[Data listing start]

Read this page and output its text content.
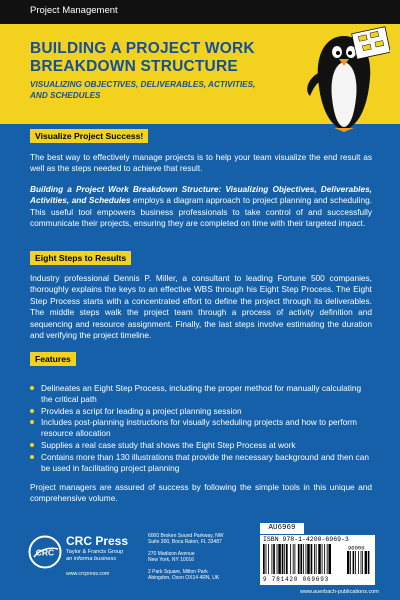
Project Management
BUILDING A PROJECT WORK
BREAKDOWN STRUCTURE
VISUALIZING OBJECTIVES, DELIVERABLES, ACTIVITIES,
AND SCHEDULES
Visualize Project Success!

The best way to effectively manage projects is to help your team visualize the end result as well as the steps needed to achieve that result.

Building a Project Work Breakdown Structure: Visualizing Objectives, Deliverables, Activities, and Schedules employs a diagram approach to project planning and scheduling. This useful tool empowers business professionals to take control of and successfully communicate their projects, ensuring they are completed on time with their targeted impact.

Eight Steps to Results

Industry professional Dennis P. Miller, a consultant to leading Fortune 500 companies, thoroughly explains the keys to an effective WBS through his Eight Step Process. The Eight Step Process starts with a concentrated effort to define the project through its deliverables. The middle steps walk the project team through a process of activity definition and sequencing and resource assignment. Finally, the last steps involve estimating the duration and verifying the project timeline.

Features
Delineates an Eight Step Process, including the proper method for manually calculating the critical path
Provides a script for leading a project planning session
Includes post-planning instructions for visually scheduling projects and how to perform resource allocation
Supplies a real case study that shows the Eight Step Process at work
Contains more than 130 illustrations that provide the necessary background and then can be used in facilitating project planning

Project managers are assured of success by following the simple tools in this unique and comprehensive volume.

CRC
CRC Press
Taylor & Francis Group
an informa business
www.crcpress.com
6000 Broken Sound Parkway, NW
Suite 300, Boca Raton, FL 33487
270 Madison Avenue
New York, NY 10016
2 Park Square, Milton Park
Abingdon, Oxon OX14 4RN, UK
AU6969
ISBN 978-1-4200-6969-3
90000
9 781420 069693
www.auerbach-publications.com
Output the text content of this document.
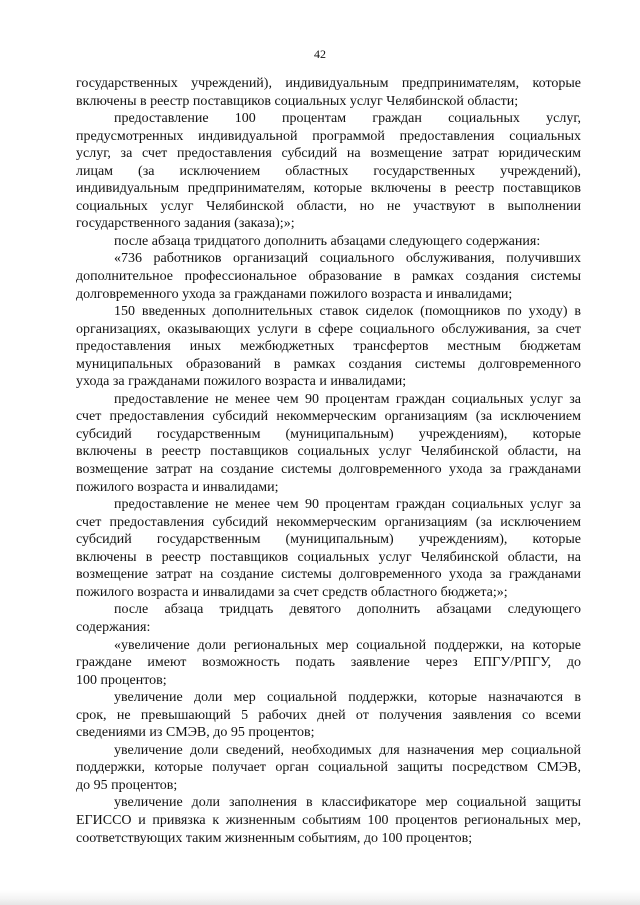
42

государственных учреждений), индивидуальным предпринимателям, которые
включены в реестр поставщиков социальных услуг Челябинской области;

предоставление 100 процентам граждан социальных услуг,
предусмотренных индивидуальной программой предоставления социальных
услуг, за счет предоставления субсидий на возмещение затрат юридическим
лицам (за исключением областных государственных учреждений),
индивидуальным предпринимателям, которые включены в реестр поставщиков
социальных услуг Челябинской области, но не участвуют в выполнении
государственного задания (заказа);»;

после абзаца тридцатого дополнить абзацами следующего содержания:

«736 работников организаций социального обслуживания, получивших
дополнительное профессиональное образование в рамках создания системы
долговременного ухода за гражданами пожилого возраста и инвалидами;

150 введенных дополнительных ставок сиделок (помощников по уходу) в
организациях, оказывающих услуги в сфере социального обслуживания, за счет
предоставления иных межбюджетных трансфертов местным бюджетам
муниципальных образований в рамках создания системы долговременного
ухода за гражданами пожилого возраста и инвалидами;

предоставление не менее чем 90 процентам граждан социальных услуг за
счет предоставления субсидий некоммерческим организациям (за исключением
субсидий государственным (муниципальным) учреждениям), которые
включены в реестр поставщиков социальных услуг Челябинской области, на
возмещение затрат на создание системы долговременного ухода за гражданами
пожилого возраста и инвалидами;

предоставление не менее чем 90 процентам граждан социальных услуг за
счет предоставления субсидий некоммерческим организациям (за исключением
субсидий государственным (муниципальным) учреждениям), которые
включены в реестр поставщиков социальных услуг Челябинской области, на
возмещение затрат на создание системы долговременного ухода за гражданами
пожилого возраста и инвалидами за счет средств областного бюджета;»;

после абзаца тридцать девятого дополнить абзацами следующего
содержания:

«увеличение доли региональных мер социальной поддержки, на которые
граждане имеют возможность подать заявление через ЕПГУ/РПГУ, до
100 процентов;

увеличение доли мер социальной поддержки, которые назначаются в
срок, не превышающий 5 рабочих дней от получения заявления со всеми
сведениями из СМЭВ, до 95 процентов;

увеличение доли сведений, необходимых для назначения мер социальной
поддержки, которые получает орган социальной защиты посредством СМЭВ,
до 95 процентов;

увеличение доли заполнения в классификаторе мер социальной защиты
ЕГИССО и привязка к жизненным событиям 100 процентов региональных мер,
соответствующих таким жизненным событиям, до 100 процентов;
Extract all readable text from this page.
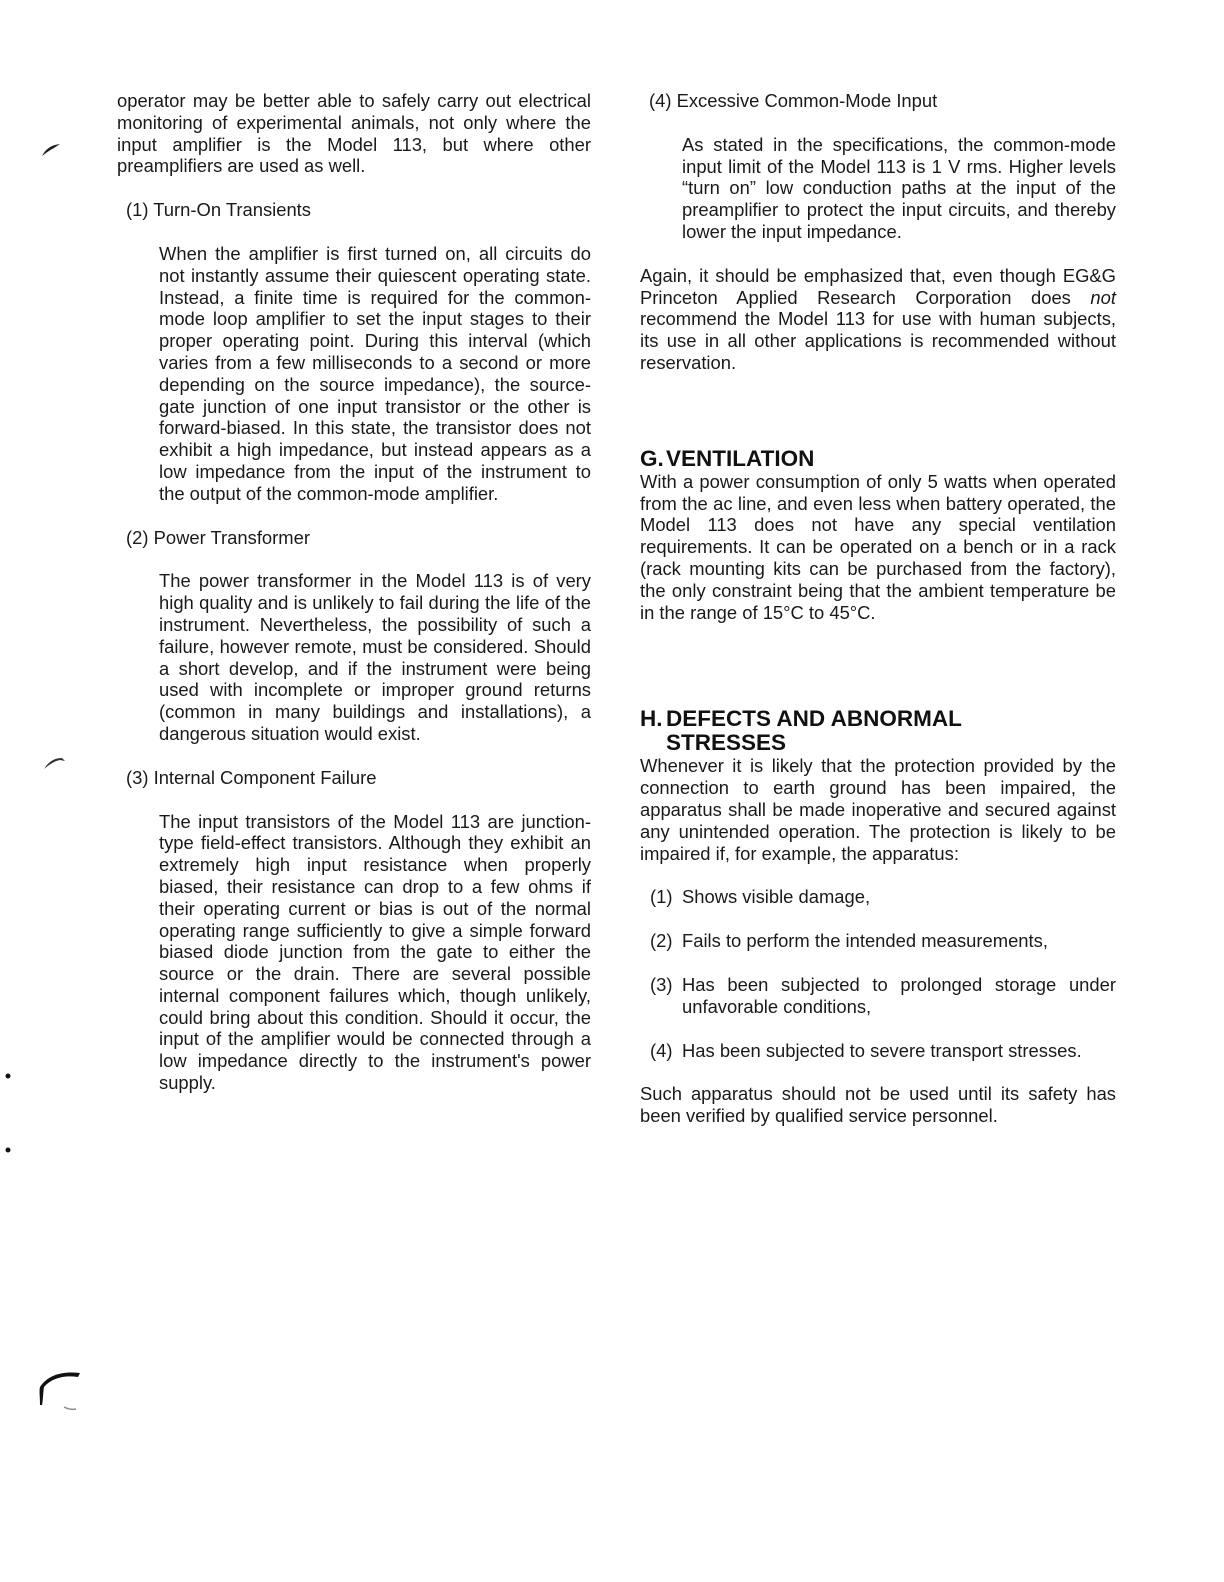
operator may be better able to safely carry out electrical monitoring of experimental animals, not only where the input amplifier is the Model 113, but where other preamplifiers are used as well.

(1) Turn-On Transients

When the amplifier is first turned on, all circuits do not instantly assume their quiescent operating state. Instead, a finite time is required for the common-mode loop amplifier to set the input stages to their proper operating point. During this interval (which varies from a few milliseconds to a second or more depending on the source impedance), the source-gate junction of one input transistor or the other is forward-biased. In this state, the transistor does not exhibit a high impedance, but instead appears as a low impedance from the input of the instrument to the output of the common-mode amplifier.

(2) Power Transformer

The power transformer in the Model 113 is of very high quality and is unlikely to fail during the life of the instrument. Nevertheless, the possibility of such a failure, however remote, must be considered. Should a short develop, and if the instrument were being used with incomplete or improper ground returns (common in many buildings and installations), a dangerous situation would exist.

(3) Internal Component Failure

The input transistors of the Model 113 are junction-type field-effect transistors. Although they exhibit an extremely high input resistance when properly biased, their resistance can drop to a few ohms if their operating current or bias is out of the normal operating range sufficiently to give a simple forward biased diode junction from the gate to either the source or the drain. There are several possible internal component failures which, though unlikely, could bring about this condition. Should it occur, the input of the amplifier would be connected through a low impedance directly to the instrument's power supply.

(4) Excessive Common-Mode Input

As stated in the specifications, the common-mode input limit of the Model 113 is 1 V rms. Higher levels “turn on” low conduction paths at the input of the preamplifier to protect the input circuits, and thereby lower the input impedance.

Again, it should be emphasized that, even though EG&G Princeton Applied Research Corporation does not recommend the Model 113 for use with human subjects, its use in all other applications is recommended without reservation.

G.VENTILATION

With a power consumption of only 5 watts when operated from the ac line, and even less when battery operated, the Model 113 does not have any special ventilation requirements. It can be operated on a bench or in a rack (rack mounting kits can be purchased from the factory), the only constraint being that the ambient temperature be in the range of 15°C to 45°C.

H. DEFECTS AND ABNORMAL
STRESSES

Whenever it is likely that the protection provided by the connection to earth ground has been impaired, the apparatus shall be made inoperative and secured against any unintended operation. The protection is likely to be impaired if, for example, the apparatus:

(1) Shows visible damage,
(2) Fails to perform the intended measurements,
(3) Has been subjected to prolonged storage under unfavorable conditions,
(4) Has been subjected to severe transport stresses.

Such apparatus should not be used until its safety has been verified by qualified service personnel.
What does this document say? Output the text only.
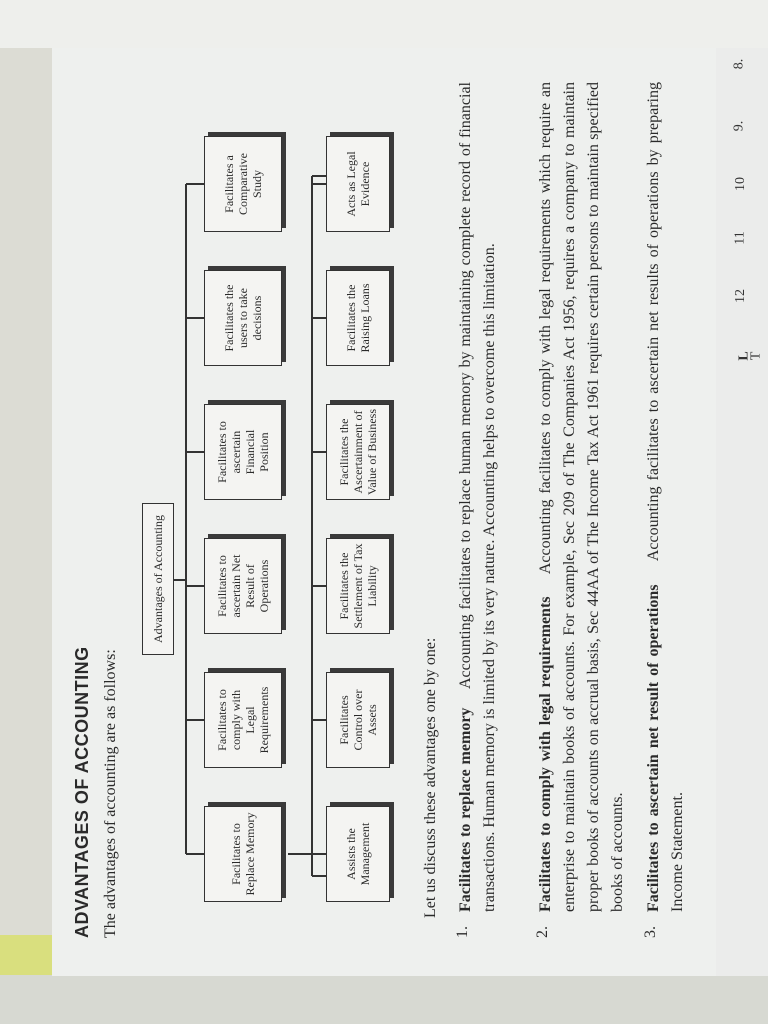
8.
9.
10
11
12
L
T
ADVANTAGES OF ACCOUNTING The advantages of accounting are as follows:
Advantages of Accounting
Facilitates to Replace Memory
Facilitates to comply with Legal Requirements
Facilitates to ascertain Net Result of Operations
Facilitates to ascertain Financial Position
Facilitates the users to take decisions
Facilitates a Comparative Study
Assists the Management
Facilitates Control over Assets
Facilitates the Settlement of Tax Liability
Facilitates the Ascertainment of Value of Business
Facilitates the Raising Loans
Acts as Legal Evidence
Let us discuss these advantages one by one:
1.
Facilitates to replace memory    Accounting facilitates to replace human memory by maintaining complete record of financial transactions. Human memory is limited by its very nature. Accounting helps to overcome this limitation.
2.
Facilitates to comply with legal requirements    Accounting facilitates to comply with legal requirements which require an enterprise to maintain books of accounts. For example, Sec 209 of The Companies Act 1956, requires a company to maintain proper books of accounts on accrual basis, Sec 44AA of The Income Tax Act 1961 requires certain persons to maintain specified books of accounts.
3.
Facilitates to ascertain net result of operations    Accounting facilitates to ascertain net results of operations by preparing Income Statement.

[Data listing end]

To do. Leave the pictures out and print the records above exactly as they stand.

Full solution.
Read this page and output its text content.
Project Management
BUILDING A PROJECT WORK
BREAKDOWN STRUCTURE
VISUALIZING OBJECTIVES, DELIVERABLES, ACTIVITIES,
AND SCHEDULES
Visualize Project Success!

The best way to effectively manage projects is to help your team visualize the end result as well as the steps needed to achieve that result.

Building a Project Work Breakdown Structure: Visualizing Objectives, Deliverables, Activities, and Schedules employs a diagram approach to project planning and scheduling. This useful tool empowers business professionals to take control of and successfully communicate their projects, ensuring they are completed on time with their targeted impact.

Eight Steps to Results

Industry professional Dennis P. Miller, a consultant to leading Fortune 500 companies, thoroughly explains the keys to an effective WBS through his Eight Step Process. The Eight Step Process starts with a concentrated effort to define the project through its deliverables. The middle steps walk the project team through a process of activity definition and sequencing and resource assignment. Finally, the last steps involve estimating the duration and verifying the project timeline.

Features
Delineates an Eight Step Process, including the proper method for manually calculating the critical path
Provides a script for leading a project planning session
Includes post-planning instructions for visually scheduling projects and how to perform resource allocation
Supplies a real case study that shows the Eight Step Process at work
Contains more than 130 illustrations that provide the necessary background and then can be used in facilitating project planning

Project managers are assured of success by following the simple tools in this unique and comprehensive volume.

CRC
CRC Press
Taylor & Francis Group
an informa business
www.crcpress.com
6000 Broken Sound Parkway, NW
Suite 300, Boca Raton, FL 33487
270 Madison Avenue
New York, NY 10016
2 Park Square, Milton Park
Abingdon, Oxon OX14 4RN, UK
AU6969
ISBN 978-1-4200-6969-3
90000
9 781420 069693
www.auerbach-publications.com
Output the text content of this document.
42

государственных учреждений), индивидуальным предпринимателям, которые
включены в реестр поставщиков социальных услуг Челябинской области;

предоставление 100 процентам граждан социальных услуг,
предусмотренных индивидуальной программой предоставления социальных
услуг, за счет предоставления субсидий на возмещение затрат юридическим
лицам (за исключением областных государственных учреждений),
индивидуальным предпринимателям, которые включены в реестр поставщиков
социальных услуг Челябинской области, но не участвуют в выполнении
государственного задания (заказа);»;

после абзаца тридцатого дополнить абзацами следующего содержания:

«736 работников организаций социального обслуживания, получивших
дополнительное профессиональное образование в рамках создания системы
долговременного ухода за гражданами пожилого возраста и инвалидами;

150 введенных дополнительных ставок сиделок (помощников по уходу) в
организациях, оказывающих услуги в сфере социального обслуживания, за счет
предоставления иных межбюджетных трансфертов местным бюджетам
муниципальных образований в рамках создания системы долговременного
ухода за гражданами пожилого возраста и инвалидами;

предоставление не менее чем 90 процентам граждан социальных услуг за
счет предоставления субсидий некоммерческим организациям (за исключением
субсидий государственным (муниципальным) учреждениям), которые
включены в реестр поставщиков социальных услуг Челябинской области, на
возмещение затрат на создание системы долговременного ухода за гражданами
пожилого возраста и инвалидами;

предоставление не менее чем 90 процентам граждан социальных услуг за
счет предоставления субсидий некоммерческим организациям (за исключением
субсидий государственным (муниципальным) учреждениям), которые
включены в реестр поставщиков социальных услуг Челябинской области, на
возмещение затрат на создание системы долговременного ухода за гражданами
пожилого возраста и инвалидами за счет средств областного бюджета;»;

после абзаца тридцать девятого дополнить абзацами следующего
содержания:

«увеличение доли региональных мер социальной поддержки, на которые
граждане имеют возможность подать заявление через ЕПГУ/РПГУ, до
100 процентов;

увеличение доли мер социальной поддержки, которые назначаются в
срок, не превышающий 5 рабочих дней от получения заявления со всеми
сведениями из СМЭВ, до 95 процентов;

увеличение доли сведений, необходимых для назначения мер социальной
поддержки, которые получает орган социальной защиты посредством СМЭВ,
до 95 процентов;

увеличение доли заполнения в классификаторе мер социальной защиты
ЕГИССО и привязка к жизненным событиям 100 процентов региональных мер,
соответствующих таким жизненным событиям, до 100 процентов;
Extract all readable text from this page.
operator may be better able to safely carry out electrical monitoring of experimental animals, not only where the input amplifier is the Model 113, but where other preamplifiers are used as well.

(1) Turn-On Transients

When the amplifier is first turned on, all circuits do not instantly assume their quiescent operating state. Instead, a finite time is required for the common-mode loop amplifier to set the input stages to their proper operating point. During this interval (which varies from a few milliseconds to a second or more depending on the source impedance), the source-gate junction of one input transistor or the other is forward-biased. In this state, the transistor does not exhibit a high impedance, but instead appears as a low impedance from the input of the instrument to the output of the common-mode amplifier.

(2) Power Transformer

The power transformer in the Model 113 is of very high quality and is unlikely to fail during the life of the instrument. Nevertheless, the possibility of such a failure, however remote, must be considered. Should a short develop, and if the instrument were being used with incomplete or improper ground returns (common in many buildings and installations), a dangerous situation would exist.

(3) Internal Component Failure

The input transistors of the Model 113 are junction-type field-effect transistors. Although they exhibit an extremely high input resistance when properly biased, their resistance can drop to a few ohms if their operating current or bias is out of the normal operating range sufficiently to give a simple forward biased diode junction from the gate to either the source or the drain. There are several possible internal component failures which, though unlikely, could bring about this condition. Should it occur, the input of the amplifier would be connected through a low impedance directly to the instrument's power supply.

(4) Excessive Common-Mode Input

As stated in the specifications, the common-mode input limit of the Model 113 is 1 V rms. Higher levels “turn on” low conduction paths at the input of the preamplifier to protect the input circuits, and thereby lower the input impedance.

Again, it should be emphasized that, even though EG&G Princeton Applied Research Corporation does not recommend the Model 113 for use with human subjects, its use in all other applications is recommended without reservation.

G.VENTILATION

With a power consumption of only 5 watts when operated from the ac line, and even less when battery operated, the Model 113 does not have any special ventilation requirements. It can be operated on a bench or in a rack (rack mounting kits can be purchased from the factory), the only constraint being that the ambient temperature be in the range of 15°C to 45°C.

H. DEFECTS AND ABNORMAL
STRESSES

Whenever it is likely that the protection provided by the connection to earth ground has been impaired, the apparatus shall be made inoperative and secured against any unintended operation. The protection is likely to be impaired if, for example, the apparatus:

(1) Shows visible damage,
(2) Fails to perform the intended measurements,
(3) Has been subjected to prolonged storage under unfavorable conditions,
(4) Has been subjected to severe transport stresses.

Such apparatus should not be used until its safety has been verified by qualified service personnel.
What does this document say? Output the text only.
8.
9.
10
11
12
L
T
ADVANTAGES OF ACCOUNTING The advantages of accounting are as follows:
Advantages of Accounting
Facilitates to Replace Memory
Facilitates to comply with Legal Requirements
Facilitates to ascertain Net Result of Operations
Facilitates to ascertain Financial Position
Facilitates the users to take decisions
Facilitates a Comparative Study
Assists the Management
Facilitates Control over Assets
Facilitates the Settlement of Tax Liability
Facilitates the Ascertainment of Value of Business
Facilitates the Raising Loans
Acts as Legal Evidence
Let us discuss these advantages one by one:
1.
Facilitates to replace memory    Accounting facilitates to replace human memory by maintaining complete record of financial transactions. Human memory is limited by its very nature. Accounting helps to overcome this limitation.
2.
Facilitates to comply with legal requirements    Accounting facilitates to comply with legal requirements which require an enterprise to maintain books of accounts. For example, Sec 209 of The Companies Act 1956, requires a company to maintain proper books of accounts on accrual basis, Sec 44AA of The Income Tax Act 1961 requires certain persons to maintain specified books of accounts.
3.
Facilitates to ascertain net result of operations    Accounting facilitates to ascertain net results of operations by preparing Income Statement.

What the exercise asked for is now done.